Copy out every line exactly as given.

═════ STORED RECORDS

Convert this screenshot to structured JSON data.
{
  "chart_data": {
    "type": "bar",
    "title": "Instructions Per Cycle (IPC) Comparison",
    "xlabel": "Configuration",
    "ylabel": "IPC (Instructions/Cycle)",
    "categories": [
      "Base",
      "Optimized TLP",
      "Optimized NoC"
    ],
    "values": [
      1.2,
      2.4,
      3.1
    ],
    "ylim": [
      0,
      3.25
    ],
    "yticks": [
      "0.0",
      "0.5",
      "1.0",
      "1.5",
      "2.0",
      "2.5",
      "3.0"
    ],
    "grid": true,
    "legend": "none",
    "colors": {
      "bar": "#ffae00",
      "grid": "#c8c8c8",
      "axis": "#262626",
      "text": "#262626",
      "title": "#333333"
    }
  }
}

══════════

OUTPUT
Convert this screenshot to structured JSON data.
{
  "chart_data": {
    "type": "bar",
    "title": "Instructions Per Cycle (IPC) Comparison",
    "xlabel": "Configuration",
    "ylabel": "IPC (Instructions/Cycle)",
    "categories": [
      "Base",
      "Optimized TLP",
      "Optimized NoC"
    ],
    "values": [
      1.2,
      2.4,
      3.1
    ],
    "ylim": [
      0,
      3.25
    ],
    "yticks": [
      "0.0",
      "0.5",
      "1.0",
      "1.5",
      "2.0",
      "2.5",
      "3.0"
    ],
    "grid": true,
    "legend": "none",
    "colors": {
      "bar": "#ffae00",
      "grid": "#c8c8c8",
      "axis": "#262626",
      "text": "#262626",
      "title": "#333333"
    }
  }
}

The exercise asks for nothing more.